**Dataset content**
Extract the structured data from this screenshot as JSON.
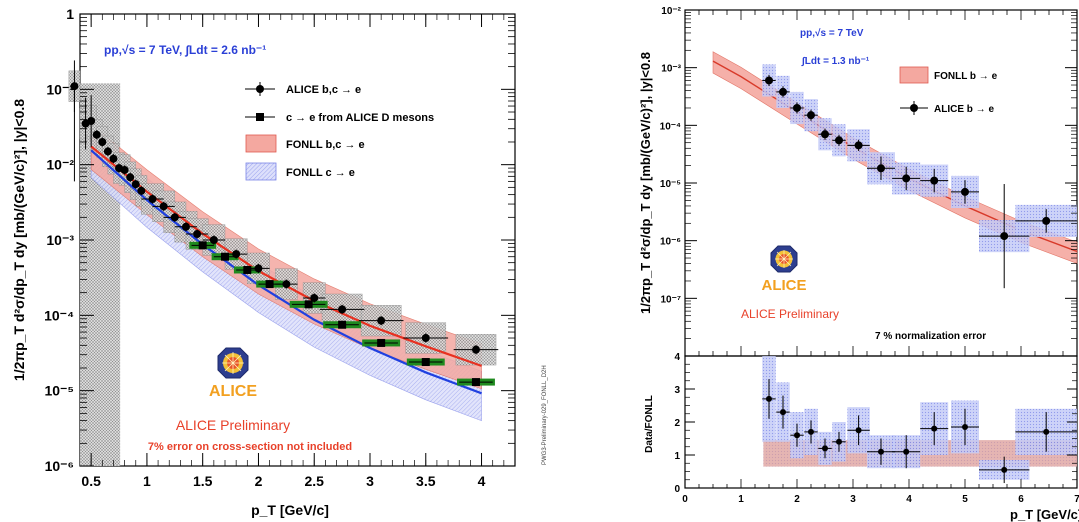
{
  "chart_data": [
    {
      "type": "scatter",
      "yscale": "log",
      "ylim": [
        1e-06,
        1
      ],
      "xlim": [
        0.4,
        4.3
      ],
      "grid": false,
      "xlabel": "p_T [GeV/c]",
      "ylabel": "1/2πp_T d²σ/dp_T dy [mb/(GeV/c)²], |y|<0.8",
      "annotation": "pp,√s = 7 TeV, ∫Ldt = 2.6 nb⁻¹",
      "x_ticks": [
        "0.5",
        "1",
        "1.5",
        "2",
        "2.5",
        "3",
        "3.5",
        "4"
      ],
      "y_ticks": [
        "10⁻⁶",
        "10⁻⁵",
        "10⁻⁴",
        "10⁻³",
        "10⁻²",
        "10⁻¹",
        "1"
      ],
      "legend_position": "top-right",
      "legend": [
        "ALICE b,c → e",
        "c → e from ALICE D mesons",
        "FONLL b,c → e",
        "FONLL c → e"
      ],
      "logo_text": "ALICE",
      "label_preliminary": "ALICE Preliminary",
      "note_red": "7% error on cross-section not included",
      "side_tag": "PWG3-Preliminary-029_FONLL_D2H",
      "series": [
        {
          "name": "ALICE b,c → e",
          "marker": "circle",
          "x": [
            0.35,
            0.45,
            0.5,
            0.55,
            0.6,
            0.65,
            0.7,
            0.75,
            0.8,
            0.85,
            0.9,
            0.95,
            1.05,
            1.15,
            1.25,
            1.35,
            1.45,
            1.6,
            1.8,
            2.0,
            2.25,
            2.5,
            2.75,
            3.1,
            3.5,
            3.95
          ],
          "y": [
            0.11,
            0.035,
            0.038,
            0.025,
            0.02,
            0.015,
            0.012,
            0.009,
            0.0085,
            0.0068,
            0.0055,
            0.0045,
            0.0035,
            0.0028,
            0.002,
            0.0015,
            0.0012,
            0.001,
            0.00065,
            0.00042,
            0.00026,
            0.00017,
            0.00012,
            8.5e-05,
            5e-05,
            3.5e-05
          ]
        },
        {
          "name": "c → e from ALICE D mesons",
          "marker": "square",
          "x": [
            1.5,
            1.7,
            1.9,
            2.1,
            2.45,
            2.75,
            3.1,
            3.5,
            3.95
          ],
          "y": [
            0.00085,
            0.0006,
            0.0004,
            0.00026,
            0.00014,
            7.5e-05,
            4.3e-05,
            2.4e-05,
            1.3e-05
          ]
        },
        {
          "name": "FONLL b,c → e",
          "type": "band",
          "color": "#f4a8a0",
          "x": [
            0.5,
            1.0,
            1.5,
            2.0,
            2.5,
            3.0,
            3.5,
            4.0
          ],
          "y": [
            0.018,
            0.0045,
            0.00125,
            0.0004,
            0.00016,
            7.5e-05,
            4e-05,
            2.2e-05
          ]
        },
        {
          "name": "FONLL c → e",
          "type": "band",
          "color": "#c8ccf4",
          "x": [
            0.5,
            1.0,
            1.5,
            2.0,
            2.5,
            3.0,
            3.5,
            4.0
          ],
          "y": [
            0.016,
            0.0035,
            0.0009,
            0.00026,
            9e-05,
            3.8e-05,
            1.8e-05,
            9.5e-06
          ]
        }
      ]
    },
    {
      "type": "scatter",
      "yscale": "log",
      "ylim": [
        1e-08,
        0.01
      ],
      "xlim": [
        0,
        7
      ],
      "xlabel": "p_T [GeV/c]",
      "ylabel": "1/2πp_T d²σ/dp_T dy [mb/(GeV/c)²], |y|<0.8",
      "annotation_line1": "pp,√s = 7 TeV",
      "annotation_line2": "∫Ldt = 1.3 nb⁻¹",
      "y_ticks": [
        "10⁻⁷",
        "10⁻⁶",
        "10⁻⁵",
        "10⁻⁴",
        "10⁻³",
        "10⁻²"
      ],
      "legend": [
        "FONLL b → e",
        "ALICE b → e"
      ],
      "logo_text": "ALICE",
      "label_preliminary": "ALICE Preliminary",
      "note": "7 % normalization error",
      "series": [
        {
          "name": "ALICE b → e",
          "marker": "circle",
          "x": [
            1.5,
            1.75,
            2.0,
            2.25,
            2.5,
            2.75,
            3.1,
            3.5,
            3.95,
            4.45,
            5.0,
            5.7,
            6.45
          ],
          "y": [
            0.0006,
            0.00038,
            0.0002,
            0.00015,
            7e-05,
            5.5e-05,
            4.5e-05,
            1.8e-05,
            1.2e-05,
            1.1e-05,
            7e-06,
            1.2e-06,
            2.2e-06
          ]
        },
        {
          "name": "FONLL b → e",
          "type": "band",
          "color": "#f4a8a0",
          "x": [
            0.5,
            1,
            2,
            3,
            4,
            5,
            6,
            7
          ],
          "y": [
            0.0013,
            0.0007,
            0.00017,
            4.2e-05,
            1.2e-05,
            4e-06,
            1.5e-06,
            6.5e-07
          ]
        }
      ]
    },
    {
      "type": "scatter",
      "ylim": [
        0,
        4
      ],
      "xlim": [
        0,
        7
      ],
      "xlabel": "p_T [GeV/c]",
      "ylabel": "Data/FONLL",
      "x_ticks": [
        "0",
        "1",
        "2",
        "3",
        "4",
        "5",
        "6",
        "7"
      ],
      "y_ticks": [
        "0",
        "1",
        "2",
        "3",
        "4"
      ],
      "series": [
        {
          "name": "Data/FONLL",
          "marker": "circle",
          "x": [
            1.5,
            1.75,
            2.0,
            2.25,
            2.5,
            2.75,
            3.1,
            3.5,
            3.95,
            4.45,
            5.0,
            5.7,
            6.45
          ],
          "y": [
            2.7,
            2.3,
            1.6,
            1.7,
            1.2,
            1.4,
            1.75,
            1.1,
            1.1,
            1.8,
            1.85,
            0.55,
            1.7
          ]
        }
      ]
    }
  ]
}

**Your task**
Exactly as written, return every line of the listing, but not the pictures.

**Written response**
Extract the structured data from this screenshot as JSON.
{
  "chart_data": [
    {
      "type": "scatter",
      "yscale": "log",
      "ylim": [
        1e-06,
        1
      ],
      "xlim": [
        0.4,
        4.3
      ],
      "grid": false,
      "xlabel": "p_T [GeV/c]",
      "ylabel": "1/2πp_T d²σ/dp_T dy [mb/(GeV/c)²], |y|<0.8",
      "annotation": "pp,√s = 7 TeV, ∫Ldt = 2.6 nb⁻¹",
      "x_ticks": [
        "0.5",
        "1",
        "1.5",
        "2",
        "2.5",
        "3",
        "3.5",
        "4"
      ],
      "y_ticks": [
        "10⁻⁶",
        "10⁻⁵",
        "10⁻⁴",
        "10⁻³",
        "10⁻²",
        "10⁻¹",
        "1"
      ],
      "legend_position": "top-right",
      "legend": [
        "ALICE b,c → e",
        "c → e from ALICE D mesons",
        "FONLL b,c → e",
        "FONLL c → e"
      ],
      "logo_text": "ALICE",
      "label_preliminary": "ALICE Preliminary",
      "note_red": "7% error on cross-section not included",
      "side_tag": "PWG3-Preliminary-029_FONLL_D2H",
      "series": [
        {
          "name": "ALICE b,c → e",
          "marker": "circle",
          "x": [
            0.35,
            0.45,
            0.5,
            0.55,
            0.6,
            0.65,
            0.7,
            0.75,
            0.8,
            0.85,
            0.9,
            0.95,
            1.05,
            1.15,
            1.25,
            1.35,
            1.45,
            1.6,
            1.8,
            2.0,
            2.25,
            2.5,
            2.75,
            3.1,
            3.5,
            3.95
          ],
          "y": [
            0.11,
            0.035,
            0.038,
            0.025,
            0.02,
            0.015,
            0.012,
            0.009,
            0.0085,
            0.0068,
            0.0055,
            0.0045,
            0.0035,
            0.0028,
            0.002,
            0.0015,
            0.0012,
            0.001,
            0.00065,
            0.00042,
            0.00026,
            0.00017,
            0.00012,
            8.5e-05,
            5e-05,
            3.5e-05
          ]
        },
        {
          "name": "c → e from ALICE D mesons",
          "marker": "square",
          "x": [
            1.5,
            1.7,
            1.9,
            2.1,
            2.45,
            2.75,
            3.1,
            3.5,
            3.95
          ],
          "y": [
            0.00085,
            0.0006,
            0.0004,
            0.00026,
            0.00014,
            7.5e-05,
            4.3e-05,
            2.4e-05,
            1.3e-05
          ]
        },
        {
          "name": "FONLL b,c → e",
          "type": "band",
          "color": "#f4a8a0",
          "x": [
            0.5,
            1.0,
            1.5,
            2.0,
            2.5,
            3.0,
            3.5,
            4.0
          ],
          "y": [
            0.018,
            0.0045,
            0.00125,
            0.0004,
            0.00016,
            7.5e-05,
            4e-05,
            2.2e-05
          ]
        },
        {
          "name": "FONLL c → e",
          "type": "band",
          "color": "#c8ccf4",
          "x": [
            0.5,
            1.0,
            1.5,
            2.0,
            2.5,
            3.0,
            3.5,
            4.0
          ],
          "y": [
            0.016,
            0.0035,
            0.0009,
            0.00026,
            9e-05,
            3.8e-05,
            1.8e-05,
            9.5e-06
          ]
        }
      ]
    },
    {
      "type": "scatter",
      "yscale": "log",
      "ylim": [
        1e-08,
        0.01
      ],
      "xlim": [
        0,
        7
      ],
      "xlabel": "p_T [GeV/c]",
      "ylabel": "1/2πp_T d²σ/dp_T dy [mb/(GeV/c)²], |y|<0.8",
      "annotation_line1": "pp,√s = 7 TeV",
      "annotation_line2": "∫Ldt = 1.3 nb⁻¹",
      "y_ticks": [
        "10⁻⁷",
        "10⁻⁶",
        "10⁻⁵",
        "10⁻⁴",
        "10⁻³",
        "10⁻²"
      ],
      "legend": [
        "FONLL b → e",
        "ALICE b → e"
      ],
      "logo_text": "ALICE",
      "label_preliminary": "ALICE Preliminary",
      "note": "7 % normalization error",
      "series": [
        {
          "name": "ALICE b → e",
          "marker": "circle",
          "x": [
            1.5,
            1.75,
            2.0,
            2.25,
            2.5,
            2.75,
            3.1,
            3.5,
            3.95,
            4.45,
            5.0,
            5.7,
            6.45
          ],
          "y": [
            0.0006,
            0.00038,
            0.0002,
            0.00015,
            7e-05,
            5.5e-05,
            4.5e-05,
            1.8e-05,
            1.2e-05,
            1.1e-05,
            7e-06,
            1.2e-06,
            2.2e-06
          ]
        },
        {
          "name": "FONLL b → e",
          "type": "band",
          "color": "#f4a8a0",
          "x": [
            0.5,
            1,
            2,
            3,
            4,
            5,
            6,
            7
          ],
          "y": [
            0.0013,
            0.0007,
            0.00017,
            4.2e-05,
            1.2e-05,
            4e-06,
            1.5e-06,
            6.5e-07
          ]
        }
      ]
    },
    {
      "type": "scatter",
      "ylim": [
        0,
        4
      ],
      "xlim": [
        0,
        7
      ],
      "xlabel": "p_T [GeV/c]",
      "ylabel": "Data/FONLL",
      "x_ticks": [
        "0",
        "1",
        "2",
        "3",
        "4",
        "5",
        "6",
        "7"
      ],
      "y_ticks": [
        "0",
        "1",
        "2",
        "3",
        "4"
      ],
      "series": [
        {
          "name": "Data/FONLL",
          "marker": "circle",
          "x": [
            1.5,
            1.75,
            2.0,
            2.25,
            2.5,
            2.75,
            3.1,
            3.5,
            3.95,
            4.45,
            5.0,
            5.7,
            6.45
          ],
          "y": [
            2.7,
            2.3,
            1.6,
            1.7,
            1.2,
            1.4,
            1.75,
            1.1,
            1.1,
            1.8,
            1.85,
            0.55,
            1.7
          ]
        }
      ]
    }
  ]
}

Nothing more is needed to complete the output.